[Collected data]
━━━━━━━━
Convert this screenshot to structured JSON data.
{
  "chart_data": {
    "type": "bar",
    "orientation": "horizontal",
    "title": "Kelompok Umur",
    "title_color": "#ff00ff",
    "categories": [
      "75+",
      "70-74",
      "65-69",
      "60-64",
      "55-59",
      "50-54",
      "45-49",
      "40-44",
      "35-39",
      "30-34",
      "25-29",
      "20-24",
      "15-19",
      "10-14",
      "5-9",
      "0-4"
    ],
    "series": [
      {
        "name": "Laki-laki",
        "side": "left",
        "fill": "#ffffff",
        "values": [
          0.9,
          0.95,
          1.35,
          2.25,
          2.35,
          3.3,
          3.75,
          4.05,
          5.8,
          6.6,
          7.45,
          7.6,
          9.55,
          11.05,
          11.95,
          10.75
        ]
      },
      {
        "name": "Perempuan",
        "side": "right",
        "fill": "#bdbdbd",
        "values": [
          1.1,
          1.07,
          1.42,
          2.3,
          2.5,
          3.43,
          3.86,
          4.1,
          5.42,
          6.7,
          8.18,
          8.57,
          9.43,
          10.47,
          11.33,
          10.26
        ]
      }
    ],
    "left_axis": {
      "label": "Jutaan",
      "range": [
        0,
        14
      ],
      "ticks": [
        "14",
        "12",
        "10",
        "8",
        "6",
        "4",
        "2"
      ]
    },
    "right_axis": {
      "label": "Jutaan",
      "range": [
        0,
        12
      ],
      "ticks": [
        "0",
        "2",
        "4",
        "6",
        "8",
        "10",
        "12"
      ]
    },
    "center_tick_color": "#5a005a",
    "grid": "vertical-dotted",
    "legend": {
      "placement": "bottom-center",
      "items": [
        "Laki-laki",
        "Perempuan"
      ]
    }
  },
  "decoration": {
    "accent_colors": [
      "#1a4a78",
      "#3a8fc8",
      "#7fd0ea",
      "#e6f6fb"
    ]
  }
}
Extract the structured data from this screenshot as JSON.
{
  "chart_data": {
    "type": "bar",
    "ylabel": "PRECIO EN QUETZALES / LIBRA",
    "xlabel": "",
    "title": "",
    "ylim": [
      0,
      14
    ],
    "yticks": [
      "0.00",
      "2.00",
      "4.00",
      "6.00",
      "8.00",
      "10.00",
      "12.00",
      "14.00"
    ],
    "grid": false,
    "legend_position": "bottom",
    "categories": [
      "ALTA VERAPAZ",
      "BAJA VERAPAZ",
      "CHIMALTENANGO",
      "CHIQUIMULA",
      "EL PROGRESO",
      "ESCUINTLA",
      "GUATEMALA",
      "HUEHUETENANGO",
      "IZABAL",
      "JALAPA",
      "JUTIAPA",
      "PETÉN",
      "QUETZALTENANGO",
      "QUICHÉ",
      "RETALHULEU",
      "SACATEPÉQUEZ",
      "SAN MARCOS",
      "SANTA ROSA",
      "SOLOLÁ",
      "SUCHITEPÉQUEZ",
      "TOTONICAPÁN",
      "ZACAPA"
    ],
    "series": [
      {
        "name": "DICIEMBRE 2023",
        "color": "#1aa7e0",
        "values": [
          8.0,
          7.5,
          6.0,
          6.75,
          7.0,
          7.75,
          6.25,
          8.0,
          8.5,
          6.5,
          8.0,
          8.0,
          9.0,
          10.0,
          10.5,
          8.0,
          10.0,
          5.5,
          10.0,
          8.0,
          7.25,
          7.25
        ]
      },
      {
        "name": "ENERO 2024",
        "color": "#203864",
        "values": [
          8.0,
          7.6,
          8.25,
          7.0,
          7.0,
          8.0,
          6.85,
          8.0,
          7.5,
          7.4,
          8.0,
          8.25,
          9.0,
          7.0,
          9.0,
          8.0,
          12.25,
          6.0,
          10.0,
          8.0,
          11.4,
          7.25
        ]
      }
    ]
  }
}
━━━━━━━━
> [What to do]:
Transcribe the records above exactly, but only from the line that contains "Extract the structured" through their final line, inclusive.

> [Worked answer]:
Extract the structured data from this screenshot as JSON.
{
  "chart_data": {
    "type": "bar",
    "ylabel": "PRECIO EN QUETZALES / LIBRA",
    "xlabel": "",
    "title": "",
    "ylim": [
      0,
      14
    ],
    "yticks": [
      "0.00",
      "2.00",
      "4.00",
      "6.00",
      "8.00",
      "10.00",
      "12.00",
      "14.00"
    ],
    "grid": false,
    "legend_position": "bottom",
    "categories": [
      "ALTA VERAPAZ",
      "BAJA VERAPAZ",
      "CHIMALTENANGO",
      "CHIQUIMULA",
      "EL PROGRESO",
      "ESCUINTLA",
      "GUATEMALA",
      "HUEHUETENANGO",
      "IZABAL",
      "JALAPA",
      "JUTIAPA",
      "PETÉN",
      "QUETZALTENANGO",
      "QUICHÉ",
      "RETALHULEU",
      "SACATEPÉQUEZ",
      "SAN MARCOS",
      "SANTA ROSA",
      "SOLOLÁ",
      "SUCHITEPÉQUEZ",
      "TOTONICAPÁN",
      "ZACAPA"
    ],
    "series": [
      {
        "name": "DICIEMBRE 2023",
        "color": "#1aa7e0",
        "values": [
          8.0,
          7.5,
          6.0,
          6.75,
          7.0,
          7.75,
          6.25,
          8.0,
          8.5,
          6.5,
          8.0,
          8.0,
          9.0,
          10.0,
          10.5,
          8.0,
          10.0,
          5.5,
          10.0,
          8.0,
          7.25,
          7.25
        ]
      },
      {
        "name": "ENERO 2024",
        "color": "#203864",
        "values": [
          8.0,
          7.6,
          8.25,
          7.0,
          7.0,
          8.0,
          6.85,
          8.0,
          7.5,
          7.4,
          8.0,
          8.25,
          9.0,
          7.0,
          9.0,
          8.0,
          12.25,
          6.0,
          10.0,
          8.0,
          11.4,
          7.25
        ]
      }
    ]
  }
}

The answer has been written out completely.